## GOAL OF THE EXERCISE
The required output is a single number: how many lines of the material contain the string "Amplitude".

## THE INPUT
**********

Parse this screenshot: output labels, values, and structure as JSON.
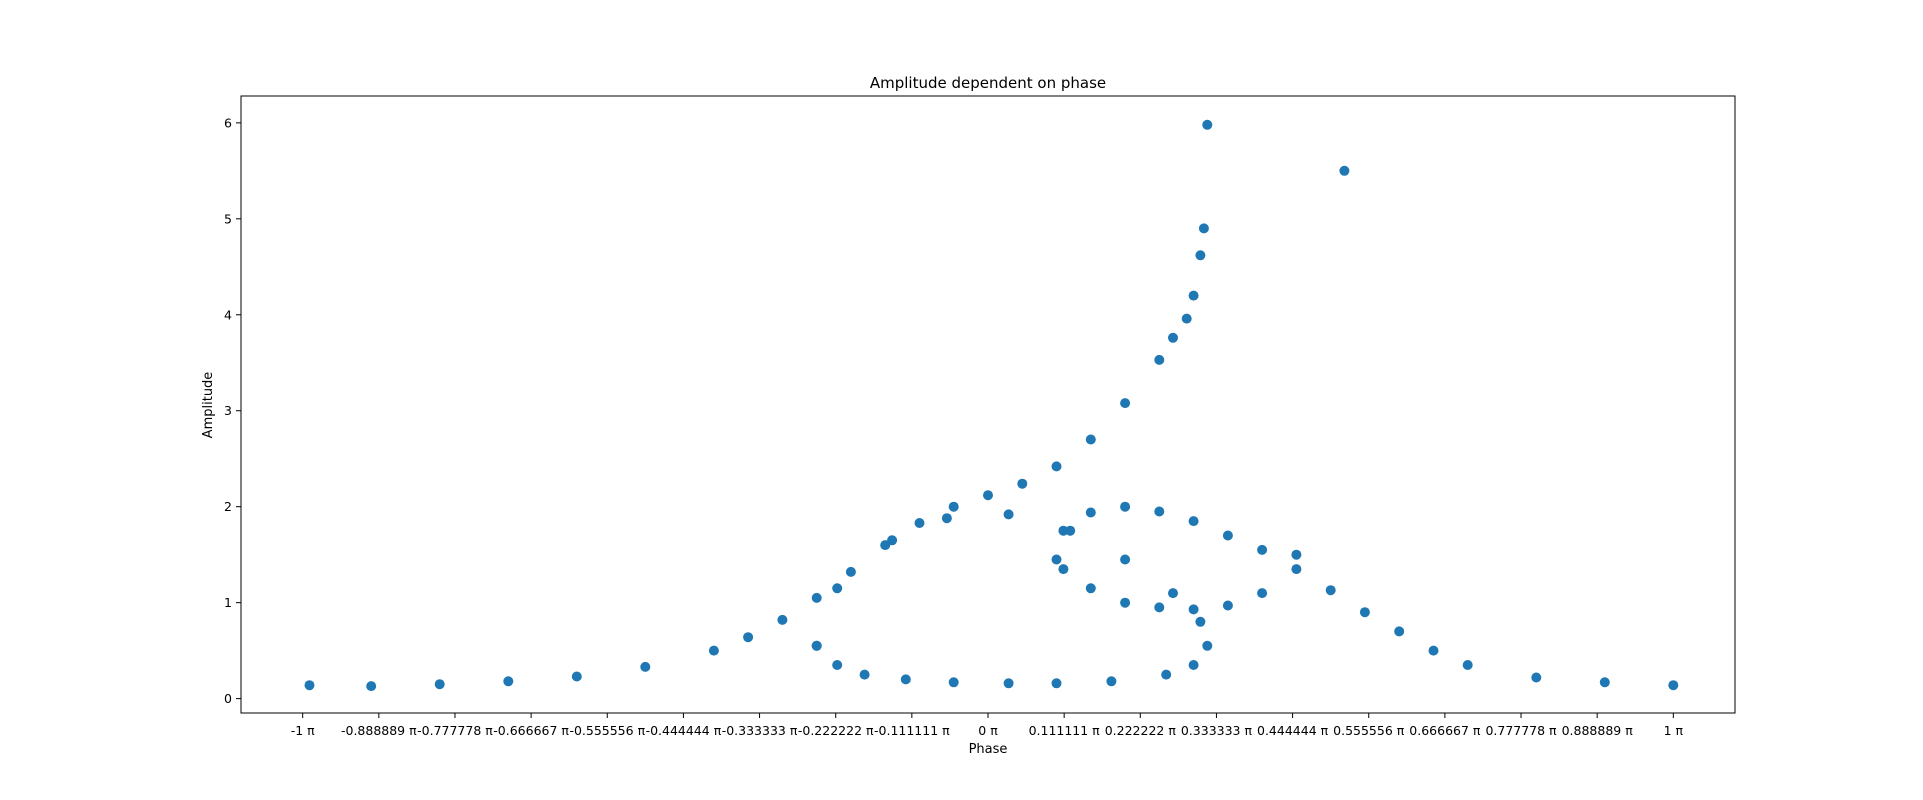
{
  "chart_data": {
    "type": "scatter",
    "title": "Amplitude dependent on phase",
    "xlabel": "Phase",
    "ylabel": "Amplitude",
    "xlim": [
      -1.09,
      1.09
    ],
    "ylim": [
      -0.15,
      6.28
    ],
    "x_unit": "π",
    "grid": false,
    "legend": "none",
    "marker_color": "#1f77b4",
    "x_ticks": [
      -1.0,
      -0.888889,
      -0.777778,
      -0.666667,
      -0.555556,
      -0.444444,
      -0.333333,
      -0.222222,
      -0.111111,
      0.0,
      0.111111,
      0.222222,
      0.333333,
      0.444444,
      0.555556,
      0.666667,
      0.777778,
      0.888889,
      1.0
    ],
    "x_tick_labels": [
      "-1 π",
      "-0.888889 π",
      "-0.777778 π",
      "-0.666667 π",
      "-0.555556 π",
      "-0.444444 π",
      "-0.333333 π",
      "-0.222222 π",
      "-0.111111 π",
      "0 π",
      "0.111111 π",
      "0.222222 π",
      "0.333333 π",
      "0.444444 π",
      "0.555556 π",
      "0.666667 π",
      "0.777778 π",
      "0.888889 π",
      "1 π"
    ],
    "y_ticks": [
      0,
      1,
      2,
      3,
      4,
      5,
      6
    ],
    "y_tick_labels": [
      "0",
      "1",
      "2",
      "3",
      "4",
      "5",
      "6"
    ],
    "series": [
      {
        "x": [
          -0.99,
          -0.9,
          -0.8,
          -0.7,
          -0.6,
          -0.5,
          -0.4,
          -0.35,
          -0.3,
          -0.25,
          -0.2,
          -0.15,
          -0.1,
          -0.05,
          0.0,
          0.05,
          0.1,
          0.15,
          0.2,
          0.25,
          0.27,
          0.29,
          0.3,
          0.31,
          0.315,
          0.32
        ],
        "y": [
          0.14,
          0.13,
          0.15,
          0.18,
          0.23,
          0.33,
          0.5,
          0.64,
          0.82,
          1.05,
          1.32,
          1.6,
          1.83,
          2.0,
          2.12,
          2.24,
          2.42,
          2.7,
          3.08,
          3.53,
          3.76,
          3.96,
          4.2,
          4.62,
          4.9,
          5.98
        ]
      },
      {
        "x": [
          0.52,
          0.45,
          0.4,
          0.35,
          0.3,
          0.25,
          0.2,
          0.15,
          0.11,
          0.1,
          0.11,
          0.15,
          0.2,
          0.25,
          0.3,
          0.35,
          0.4,
          0.45,
          0.5,
          0.55,
          0.6,
          0.65,
          0.7,
          0.8,
          0.9,
          1.0
        ],
        "y": [
          5.5,
          1.5,
          1.1,
          0.97,
          0.93,
          0.95,
          1.0,
          1.15,
          1.35,
          1.45,
          1.75,
          1.94,
          2.0,
          1.95,
          1.85,
          1.7,
          1.55,
          1.35,
          1.13,
          0.9,
          0.7,
          0.5,
          0.35,
          0.22,
          0.17,
          0.14
        ]
      },
      {
        "x": [
          -0.25,
          -0.22,
          -0.18,
          -0.12,
          -0.05,
          0.03,
          0.1,
          0.18,
          0.26,
          0.3,
          0.32,
          0.31,
          0.27,
          0.2,
          0.12,
          0.03,
          -0.06,
          -0.14,
          -0.22,
          -0.25
        ],
        "y": [
          0.55,
          0.35,
          0.25,
          0.2,
          0.17,
          0.16,
          0.16,
          0.18,
          0.25,
          0.35,
          0.55,
          0.8,
          1.1,
          1.45,
          1.75,
          1.92,
          1.88,
          1.65,
          1.15,
          0.55
        ]
      }
    ]
  }
}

**********

## EXERCISE SOLUTION
2